[Collected data]
○ ○ ○ ○
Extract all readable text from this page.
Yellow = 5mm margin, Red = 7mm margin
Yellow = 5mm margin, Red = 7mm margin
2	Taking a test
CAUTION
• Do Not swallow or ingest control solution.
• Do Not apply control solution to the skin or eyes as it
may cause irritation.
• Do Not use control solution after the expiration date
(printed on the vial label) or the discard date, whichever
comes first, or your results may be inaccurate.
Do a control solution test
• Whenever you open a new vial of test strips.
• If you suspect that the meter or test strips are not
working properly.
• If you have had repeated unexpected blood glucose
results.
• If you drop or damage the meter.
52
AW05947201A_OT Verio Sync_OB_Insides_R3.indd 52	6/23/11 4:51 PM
○ ○ ○ ○
■ Exercise description ■
Return all of the entries word for word.

■ Task result ■
Extract all readable text from this page.
Yellow = 5mm margin, Red = 7mm margin
Yellow = 5mm margin, Red = 7mm margin
2	Taking a test
CAUTION
• Do Not swallow or ingest control solution.
• Do Not apply control solution to the skin or eyes as it
may cause irritation.
• Do Not use control solution after the expiration date
(printed on the vial label) or the discard date, whichever
comes first, or your results may be inaccurate.
Do a control solution test
• Whenever you open a new vial of test strips.
• If you suspect that the meter or test strips are not
working properly.
• If you have had repeated unexpected blood glucose
results.
• If you drop or damage the meter.
52
AW05947201A_OT Verio Sync_OB_Insides_R3.indd 52	6/23/11 4:51 PM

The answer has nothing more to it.